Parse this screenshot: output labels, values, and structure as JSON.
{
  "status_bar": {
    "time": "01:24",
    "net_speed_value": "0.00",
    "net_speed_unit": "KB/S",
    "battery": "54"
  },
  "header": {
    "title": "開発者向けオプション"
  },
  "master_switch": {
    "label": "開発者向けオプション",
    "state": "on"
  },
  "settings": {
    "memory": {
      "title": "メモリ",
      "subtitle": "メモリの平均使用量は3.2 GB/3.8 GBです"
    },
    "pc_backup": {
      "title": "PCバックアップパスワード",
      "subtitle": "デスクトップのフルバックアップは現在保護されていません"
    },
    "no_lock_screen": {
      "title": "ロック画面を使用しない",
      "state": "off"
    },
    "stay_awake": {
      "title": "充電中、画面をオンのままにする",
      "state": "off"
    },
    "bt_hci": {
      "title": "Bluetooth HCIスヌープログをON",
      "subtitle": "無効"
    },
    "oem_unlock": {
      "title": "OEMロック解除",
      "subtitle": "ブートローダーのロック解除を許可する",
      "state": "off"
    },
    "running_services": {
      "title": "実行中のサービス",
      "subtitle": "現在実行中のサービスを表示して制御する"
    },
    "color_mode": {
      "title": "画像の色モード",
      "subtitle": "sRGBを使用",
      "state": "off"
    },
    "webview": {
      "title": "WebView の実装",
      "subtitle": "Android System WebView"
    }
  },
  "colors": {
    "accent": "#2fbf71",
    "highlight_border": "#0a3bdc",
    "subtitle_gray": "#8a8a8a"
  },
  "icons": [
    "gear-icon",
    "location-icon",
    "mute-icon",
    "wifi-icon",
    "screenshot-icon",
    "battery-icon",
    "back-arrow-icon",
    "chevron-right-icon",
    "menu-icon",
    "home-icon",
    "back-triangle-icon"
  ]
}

##############################

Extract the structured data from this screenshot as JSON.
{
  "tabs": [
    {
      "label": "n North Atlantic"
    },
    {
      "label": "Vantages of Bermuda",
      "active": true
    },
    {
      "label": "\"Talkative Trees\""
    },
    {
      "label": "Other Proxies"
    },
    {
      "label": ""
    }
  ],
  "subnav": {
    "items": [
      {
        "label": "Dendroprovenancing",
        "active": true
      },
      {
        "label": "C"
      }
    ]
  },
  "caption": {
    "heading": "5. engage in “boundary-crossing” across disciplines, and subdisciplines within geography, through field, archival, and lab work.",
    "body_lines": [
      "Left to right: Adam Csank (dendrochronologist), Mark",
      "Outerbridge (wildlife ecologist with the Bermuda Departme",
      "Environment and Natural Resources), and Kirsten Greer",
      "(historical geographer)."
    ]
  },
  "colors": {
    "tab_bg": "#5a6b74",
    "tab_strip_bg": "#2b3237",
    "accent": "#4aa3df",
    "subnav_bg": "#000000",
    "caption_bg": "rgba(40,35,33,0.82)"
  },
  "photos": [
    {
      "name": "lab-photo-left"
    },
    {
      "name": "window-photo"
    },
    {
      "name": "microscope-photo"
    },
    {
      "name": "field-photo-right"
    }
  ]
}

##############################

* **What is asked**:
Say how many lines of the listing above contain "JSON", with no other words.

* **Exercise result**:
2